WORK TO DO: Write the data out again, character for character, with no images.

PROVIDED INFORMATION:
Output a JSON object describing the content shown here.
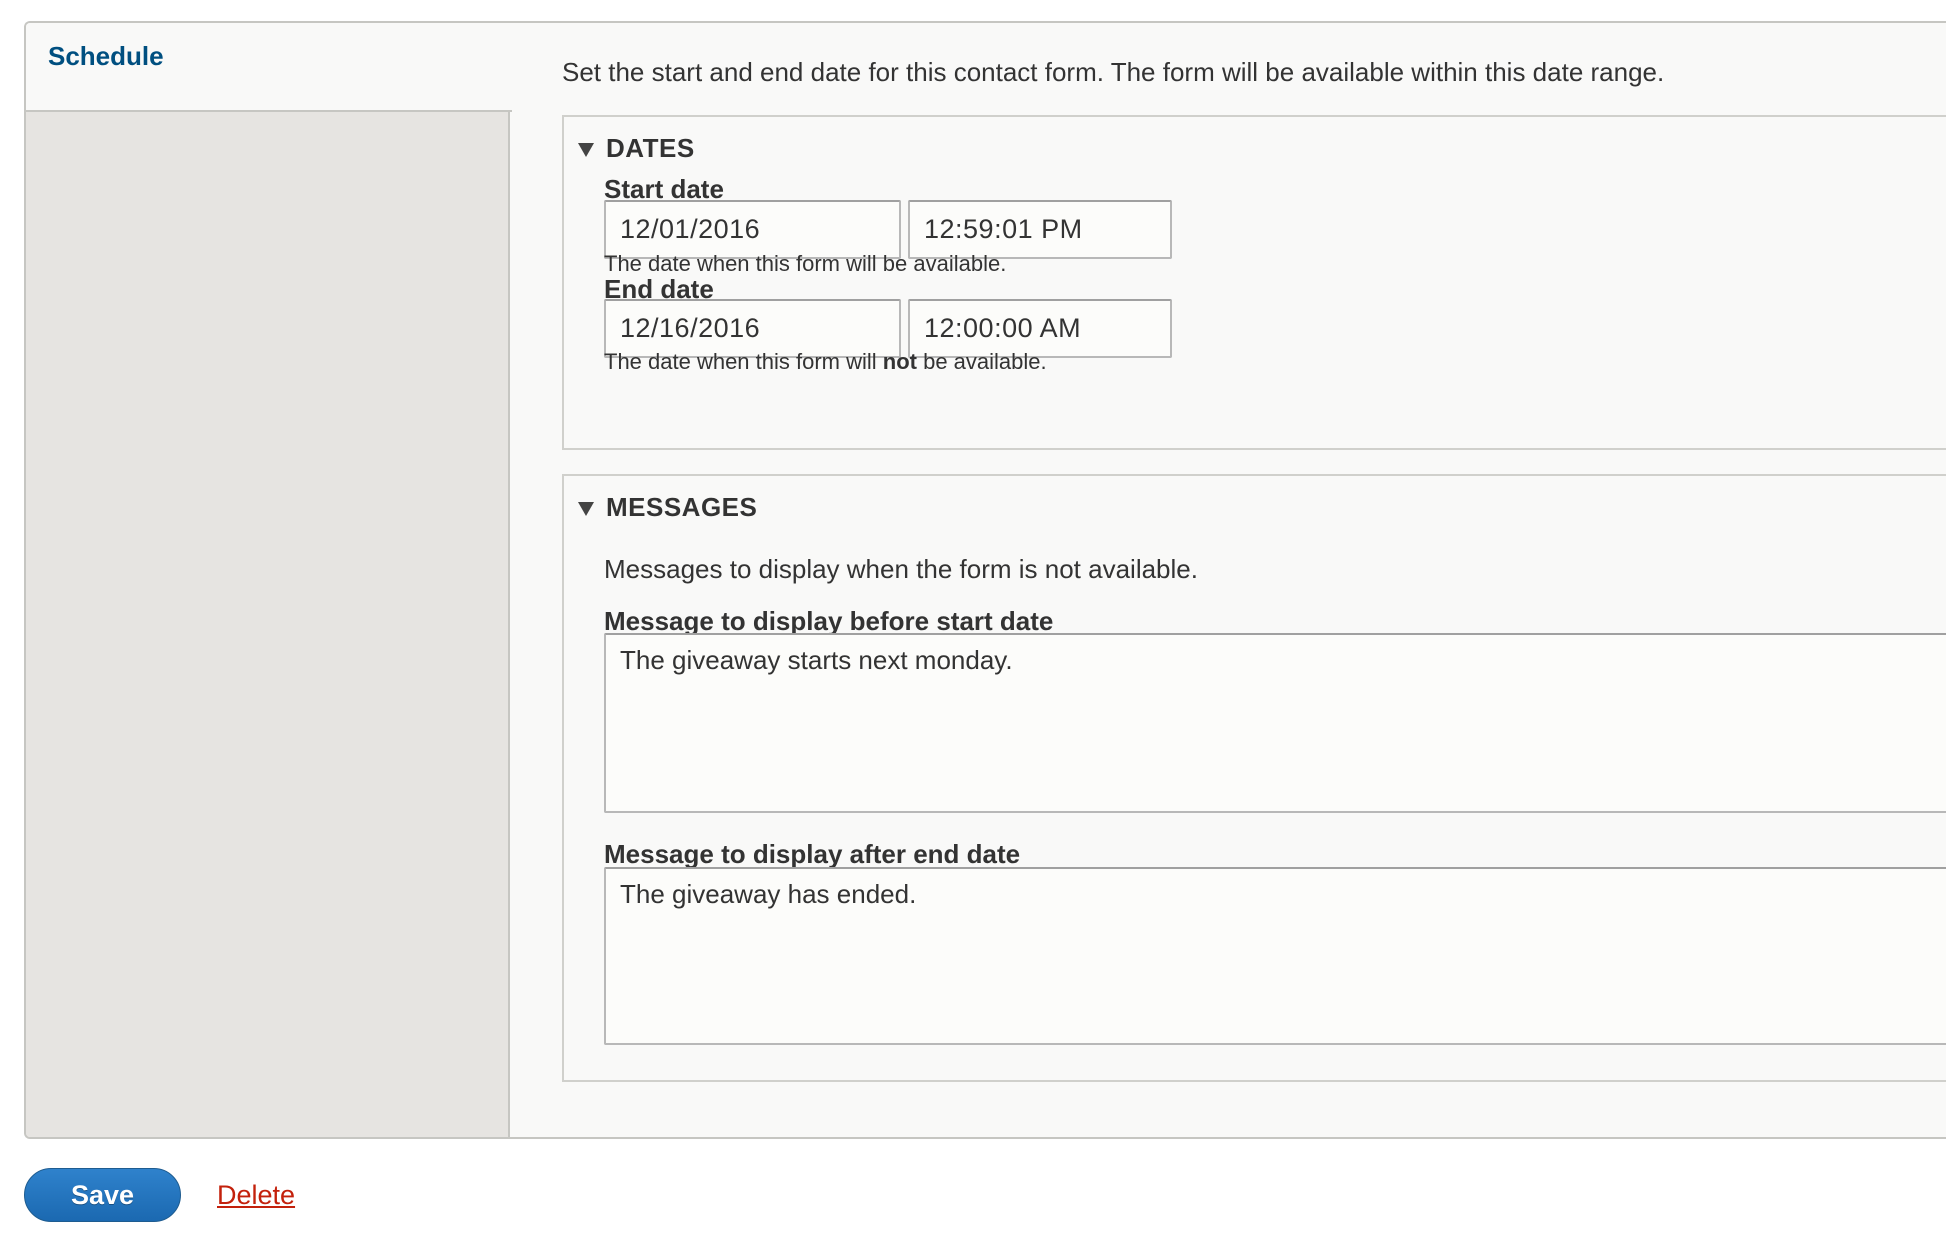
{
  "vertical_tabs": {
    "active": {
      "title": "Schedule"
    }
  },
  "schedule": {
    "description": "Set the start and end date for this contact form. The form will be available within this date range.",
    "dates": {
      "legend": "DATES",
      "start": {
        "label": "Start date",
        "date_value": "12/01/2016",
        "time_value": "12:59:01 PM",
        "description": "The date when this form will be available."
      },
      "end": {
        "label": "End date",
        "date_value": "12/16/2016",
        "time_value": "12:00:00 AM",
        "description_prefix": "The date when this form will ",
        "description_emphasis": "not",
        "description_suffix": " be available."
      }
    },
    "messages": {
      "legend": "MESSAGES",
      "description": "Messages to display when the form is not available.",
      "before": {
        "label": "Message to display before start date",
        "value": "The giveaway starts next monday."
      },
      "after": {
        "label": "Message to display after end date",
        "value": "The giveaway has ended."
      }
    }
  },
  "actions": {
    "save_label": "Save",
    "delete_label": "Delete"
  },
  "colors": {
    "tab_title": "#004f80",
    "save_button": "#1b69b1",
    "delete_link": "#c3210c"
  },
  "icons": {
    "legend_toggle": "triangle-down-icon"
  }
}
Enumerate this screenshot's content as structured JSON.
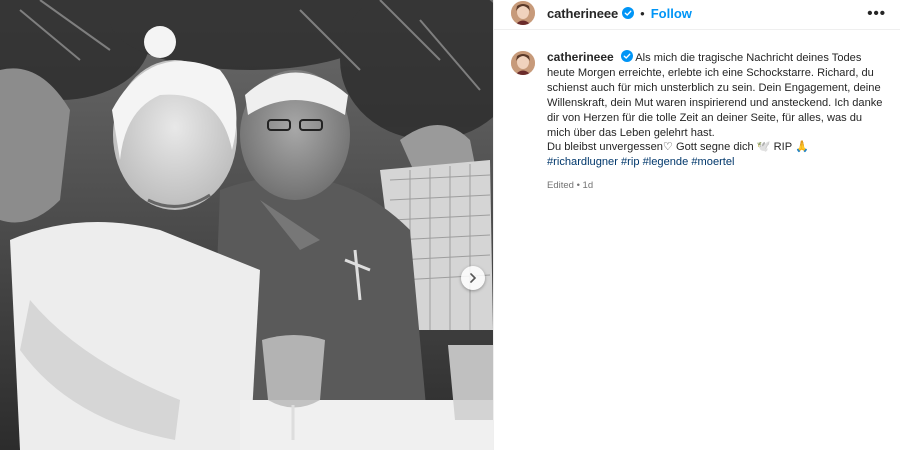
{
  "post": {
    "username": "catherineee",
    "follow_label": "Follow",
    "more_label": "•••",
    "dot": "•"
  },
  "caption": {
    "username": "catherineee",
    "text": "Als mich die tragische Nachricht deines Todes heute Morgen erreichte, erlebte ich eine Schockstarre. Richard, du schienst auch für mich unsterblich zu sein. Dein Engagement, deine Willenskraft, dein Mut waren inspirierend und ansteckend. Ich danke dir von Herzen für die tolle Zeit an deiner Seite, für alles, was du mich über das Leben gelehrt hast.\nDu bleibst unvergessen♡ Gott segne dich 🕊️ RIP 🙏",
    "hashtags": [
      "#richardlugner",
      "#rip",
      "#legende",
      "#moertel"
    ],
    "edited": "Edited",
    "time": "1d",
    "meta_sep": "•"
  },
  "colors": {
    "link": "#0095f6",
    "hashtag": "#00376b",
    "verified": "#0095f6",
    "muted": "#737373"
  },
  "icons": {
    "verified": "verified-badge-icon",
    "more": "more-options-icon",
    "carousel_next": "chevron-right-icon"
  }
}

REPLY TO THE EXERCISE:
Output a JSON object describing the content shown here.
{
  "vertical_tabs": {
    "active": {
      "title": "Schedule"
    }
  },
  "schedule": {
    "description": "Set the start and end date for this contact form. The form will be available within this date range.",
    "dates": {
      "legend": "DATES",
      "start": {
        "label": "Start date",
        "date_value": "12/01/2016",
        "time_value": "12:59:01 PM",
        "description": "The date when this form will be available."
      },
      "end": {
        "label": "End date",
        "date_value": "12/16/2016",
        "time_value": "12:00:00 AM",
        "description_prefix": "The date when this form will ",
        "description_emphasis": "not",
        "description_suffix": " be available."
      }
    },
    "messages": {
      "legend": "MESSAGES",
      "description": "Messages to display when the form is not available.",
      "before": {
        "label": "Message to display before start date",
        "value": "The giveaway starts next monday."
      },
      "after": {
        "label": "Message to display after end date",
        "value": "The giveaway has ended."
      }
    }
  },
  "actions": {
    "save_label": "Save",
    "delete_label": "Delete"
  },
  "colors": {
    "tab_title": "#004f80",
    "save_button": "#1b69b1",
    "delete_link": "#c3210c"
  },
  "icons": {
    "legend_toggle": "triangle-down-icon"
  }
}
Enumerate this screenshot's content as structured JSON.
{
  "post": {
    "username": "catherineee",
    "follow_label": "Follow",
    "more_label": "•••",
    "dot": "•"
  },
  "caption": {
    "username": "catherineee",
    "text": "Als mich die tragische Nachricht deines Todes heute Morgen erreichte, erlebte ich eine Schockstarre. Richard, du schienst auch für mich unsterblich zu sein. Dein Engagement, deine Willenskraft, dein Mut waren inspirierend und ansteckend. Ich danke dir von Herzen für die tolle Zeit an deiner Seite, für alles, was du mich über das Leben gelehrt hast.\nDu bleibst unvergessen♡ Gott segne dich 🕊️ RIP 🙏",
    "hashtags": [
      "#richardlugner",
      "#rip",
      "#legende",
      "#moertel"
    ],
    "edited": "Edited",
    "time": "1d",
    "meta_sep": "•"
  },
  "colors": {
    "link": "#0095f6",
    "hashtag": "#00376b",
    "verified": "#0095f6",
    "muted": "#737373"
  },
  "icons": {
    "verified": "verified-badge-icon",
    "more": "more-options-icon",
    "carousel_next": "chevron-right-icon"
  }
}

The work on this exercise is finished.